Al bar dei Daini, il caffè sa di metallo fuso e silicon valley, e oggi il chiacchiericcio è più frizzante del solito. Apple ha annunciato un nuovo investimento da 100 miliardi di dollari nella produzione negli Stati Uniti. Tutti applaudono, ma nessuno si alza davvero in piedi. Perché il retroscena è chiaro anche al barista: è l’ennesimo compromesso tra Cupertino e il ritorno del protezionismo muscolare à la Trump. Quando il presidente alza la clava delle tariffe, perfino Tim Cook tira fuori il portafoglio come un bravo scolaretto. Dopotutto, se ogni iPhone prodotto in India ti costa 800 milioni di dollari in dazi a trimestre, il patriottismo industriale diventa improvvisamente molto redditizio. O almeno, meno doloroso.

La narrativa ufficiale è quella del reshoring, della sovranità tecnologica, del “Made in America” in salsa high-tech. Ma la realtà è più scomoda: Apple non produrrà nemmeno una vite in Ohio, continuerà a spostare l’assemblaggio dove conviene, ma spenderà qualche miliardo in data center, magazzini, e partnership di facciata. Un teatro da export per far felice Washington e far respirare Wall Street. Se sei un brand da 3 trilioni, i dazi non li combatti con i tweet, ma con le fatture.

Nel frattempo, l’altra America, quella che non produce smartphone ma li usa per lavorare, consegnare hamburger e cercare un alloggio su Airbnb, galleggia tra trimestrali brillanti e promesse di automazione che puzzano di vecchio già da nuove. Dara Khosrowshahi, CEO di Uber, giura che le auto robotiche saranno presto tante quanto quelle guidate da esseri umani. Lo dice con la calma di chi sa che l’IPO è alle spalle e che, a furia di buyback miliardari, ogni utopia può essere ingegnerizzata a colpi di comunicati stampa. La crescita del 18% nel fatturato è reale, ma resta un volano fragile: quando il ciclo gira, anche la “piattaforma” più agile si schianta contro il muro della domanda reale. E non sarà certo una flotta di Waymo a salvare l’equazione.

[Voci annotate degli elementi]
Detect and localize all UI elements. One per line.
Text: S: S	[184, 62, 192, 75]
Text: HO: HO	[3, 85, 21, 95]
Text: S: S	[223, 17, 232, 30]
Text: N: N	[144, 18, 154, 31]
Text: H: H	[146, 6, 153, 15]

**IL TUO OBIETTIVO**: Puoi trascrivere dal testo su Apple e Uber il passo che si apre con le parole contenenti "La narrativa ufficiale" e si chiude con "con le fatture."?

**RISPOSTA**:
La narrativa ufficiale è quella del reshoring, della sovranità tecnologica, del “Made in America” in salsa high-tech. Ma la realtà è più scomoda: Apple non produrrà nemmeno una vite in Ohio, continuerà a spostare l’assemblaggio dove conviene, ma spenderà qualche miliardo in data center, magazzini, e partnership di facciata. Un teatro da export per far felice Washington e far respirare Wall Street. Se sei un brand da 3 trilioni, i dazi non li combatti con i tweet, ma con le fatture.